_Written problem 1_: Decide whether each statement agrees with the court opinion, answering yes or no and quoting the words from it that settle the matter. (a) Marshall worked for Montaplast for about sixteen years. (b) The trial court denied Montaplast's motion to dismiss. (c) Under the quoted James v. Wilson passage, the circuit court must make factual determinations when ruling on such a motion.
_Written problem 2_: Extend the court opinion on Marshall's wrongful discharge appeal, picking up right after its final sentence.

Court of Appeals of Kentucky

April 27, 2018

DEBRA MARSHALL APPELLANT
v.
MONTAPLAST OF NORTH AMERICA, INC. APPELLEE

          APPEAL FROM FRANKLIN CIRCUIT COURT HONORABLE PHILLIP J. SHEPHERD, JUDGE ACTION NO. 15-CI-00276

          BRIEFS FOR APPELLANT: Joshua S. Harp Frankfort, Kentucky

          BRIEF FOR APPELLEE: Oliver B. Rutherford Louisville, Kentucky

          BEFORE: DIXON, JOHNSON, AND TAYLOR, JUDGES.

          OPINION

          DIXON, JUDGE.

         Debra Marshall appeals from an order of the Franklin Circuit Court dismissing her complaint pursuant to CR[1] 12.02. Finding no error, we affirm.

         Marshall was employed by Montaplast of North America, Inc. for approximately sixteen years. On January 29, 2015, Marshall informed some of her coworkers that one of their supervisors was a registered sex offender; shortly thereafter, Montaplast terminated Marshall's employment. Marshall filed a complaint in Franklin Circuit Court alleging wrongful discharge in violation of public policy. Marshall asserted her termination was contrary to the public policy that citizens should be able to freely access information regarding registered sex offenders, as evidenced by Kentucky's sex offender registration statutes. Montaplast moved to dismiss the complaint pursuant to CR 12.02(f), asserting Marshall's claim failed as a matter of law. The trial court subsequently granted the motion and dismissed Marshall's complaint. This appeal followed.

         A motion to dismiss for failure to state a claim should be granted only if "it appears the pleading party would not be entitled to relief under any set of facts which could be proved in support of his claim." Pari-Mutuel Clerks' Union v. Kentucky Jockey Club, 551 S.W.2d 801, 803 (Ky. 1977). "In making this decision, the circuit court is not required to make any factual determination; rather, the question is purely a matter of law." James v. Wilson, 95 S.W.3d 875, 883-84 (Ky. App. 2002).

_Data extract_:
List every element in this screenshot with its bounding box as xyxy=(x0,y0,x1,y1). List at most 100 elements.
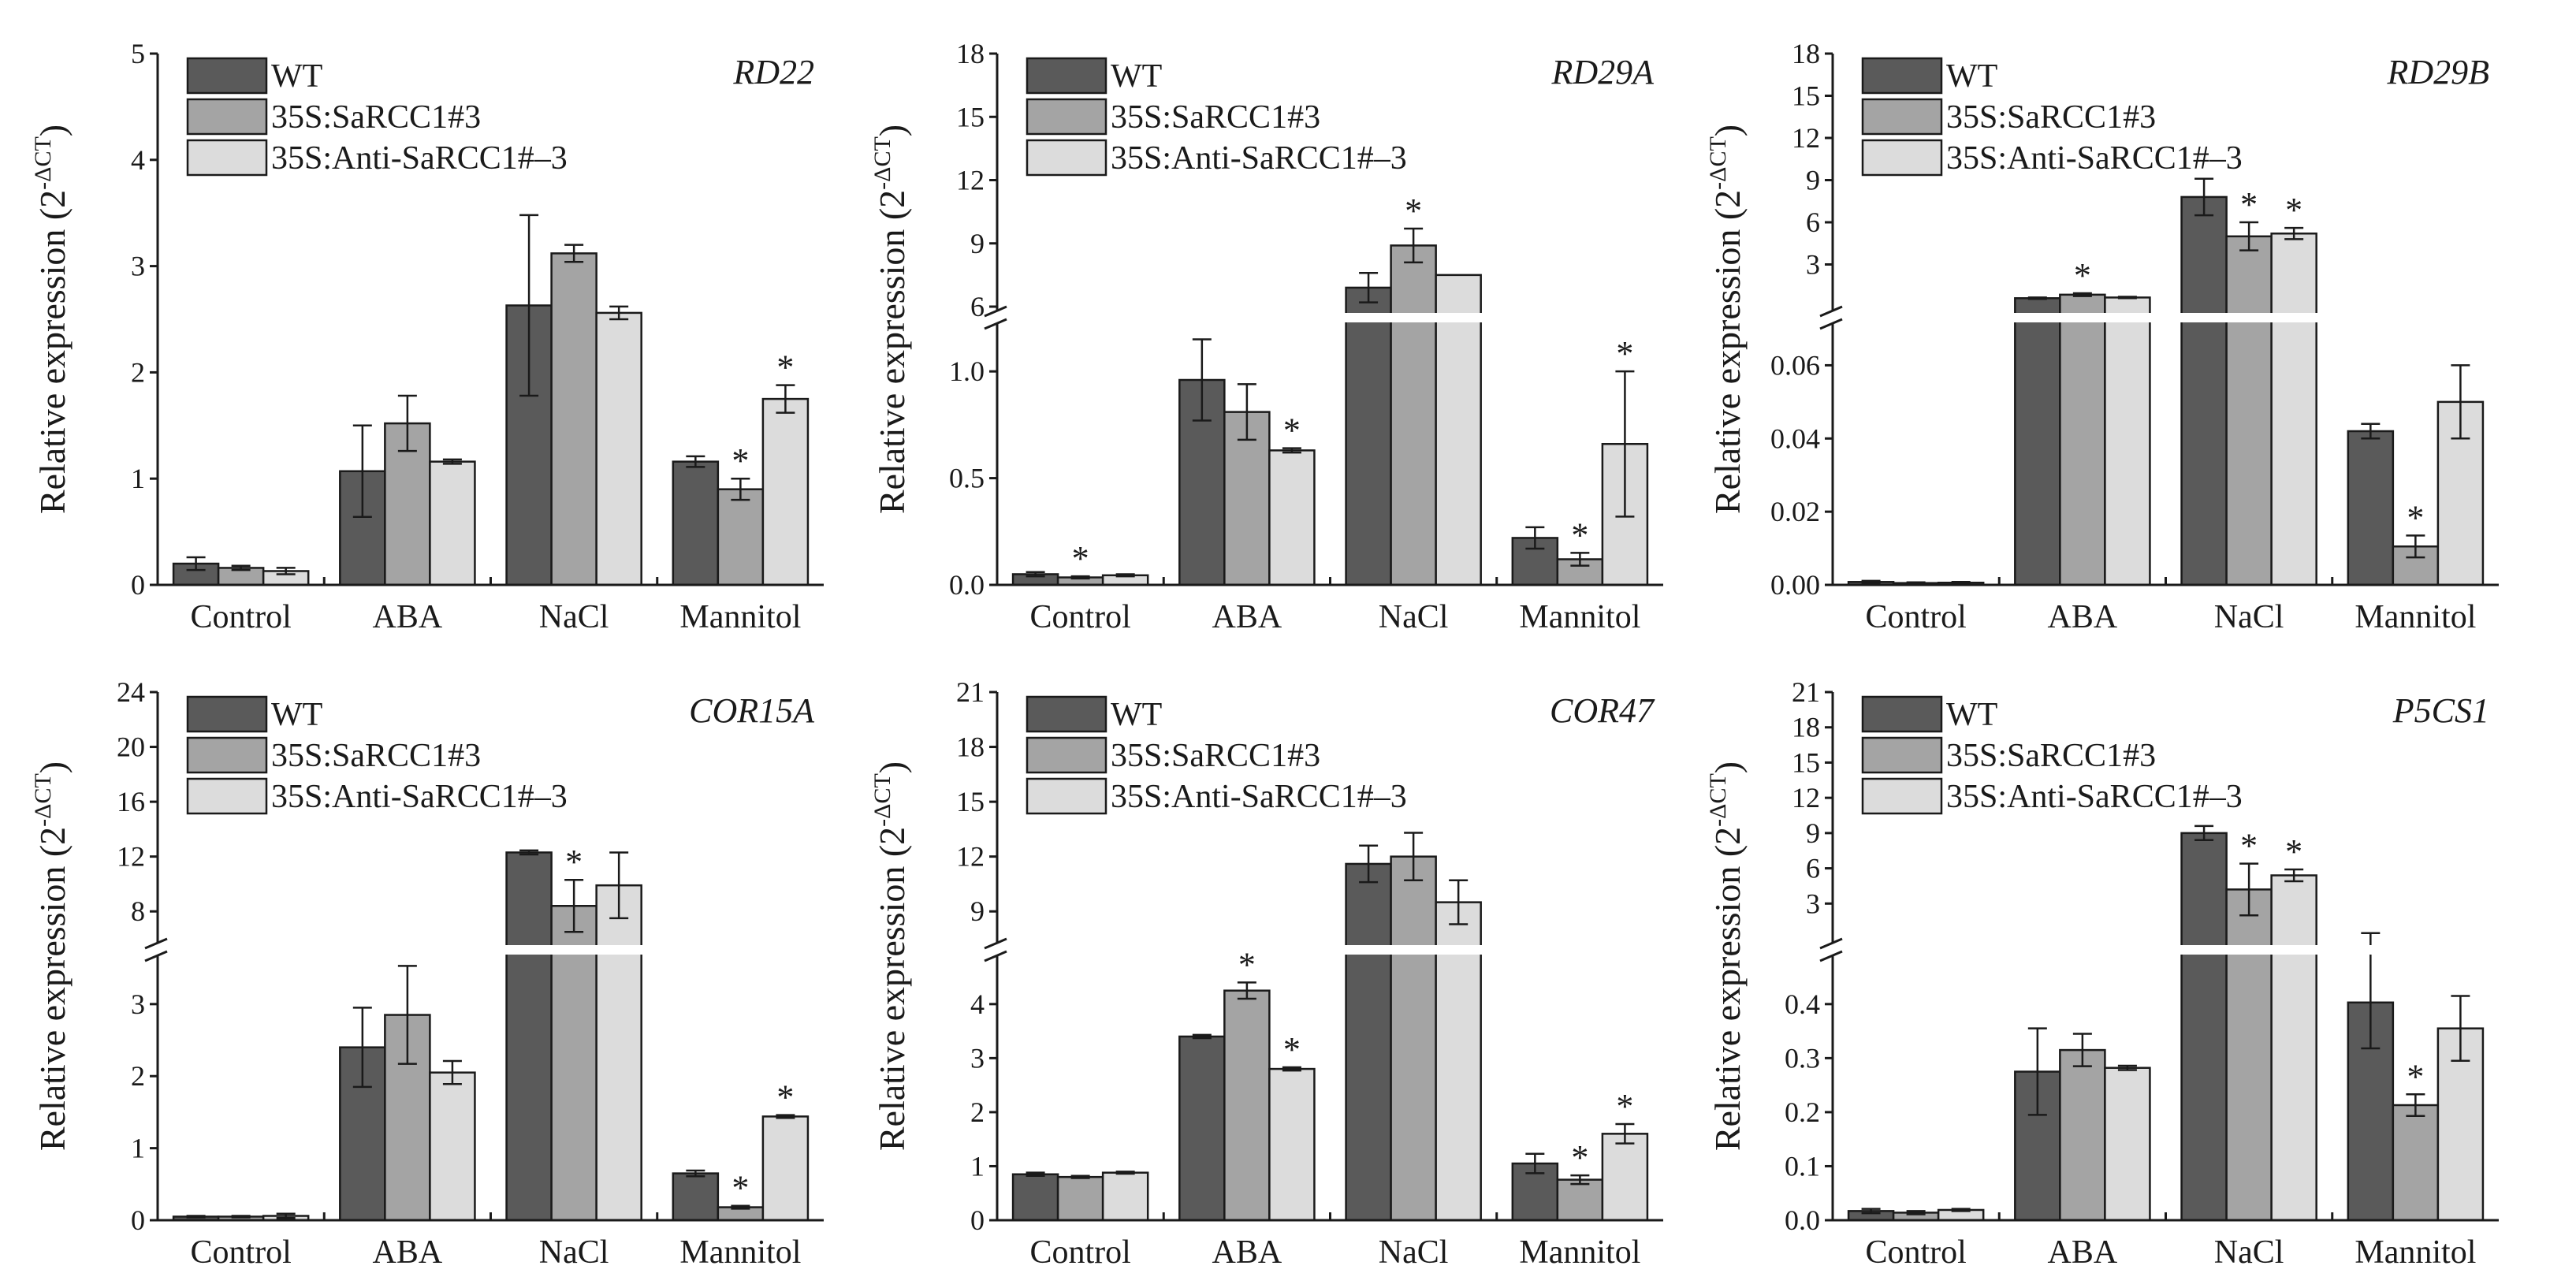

_Exercise answer 1_:
(a) Yes: "Marshall was employed by Montaplast of North America, Inc. for approximately sixteen years."
(b) No: "The trial court subsequently granted the motion and dismissed Marshall's complaint."
(c) No: "the circuit court is not required to make any factual determination; rather, the question is purely a matter of law."

_Exercise answer 2_:
         In Grzyb v. Evans, 700 S.W.2d 399, 400-01 (Ky. 1985), the Kentucky Supreme Court recognized a narrow public policy exception to the terminable-at- will doctrine when the termination is "contrary to a fundamental and well-defined public policy as evidenced by . . . a constitutional or statutory provision." The public policy exception gives rise to a cause of action for wrongful termination

only (1) where there are explicit legislative statements prohibiting the discharge, (2) where the alleged reason for the discharge . . . was the employee's failure or refusal to violate a law in the course of employment, or (3) when the reason for the discharge was the employee's exercise of a right conferred by well-established legislative enactment.

Mitchell v. University of Kentucky, 366 S.W.3d 895, 898 (Ky. 2012) (citations and internal quotation marks omitted). Furthermore, the policy underlying the action must be "clearly defined by statute and directed at providing statutory protection to the worker in his employment situation." Grzyb, 700 S.W.2d at 400.

         Marshall argues her complaint set forth an actionable claim against Montaplast for wrongful discharge because her termination was contrary to public policy as evidenced by KRS[2] 17.500 et seq. Marshall emphasizes KRS 17.510 and KRS 17.580 require a sex offender to submit certain information to be displayed "for public dissemination" on the registry website. She further points out KRS 17.580(5)(b) provides immunity from criminal and civil liability for "any person" who, in good faith, disseminates information from the registry website. According to Marshall, these statutes prohibited Montaplast from terminating her for exercising her right to disseminate sex offender registry information to her coworkers. In contrast, Montaplast contends Marshall's claim must fail because the sex offender registration statutes do not provide protection to Marshall in her employment situation, as required by Grzyb, supra.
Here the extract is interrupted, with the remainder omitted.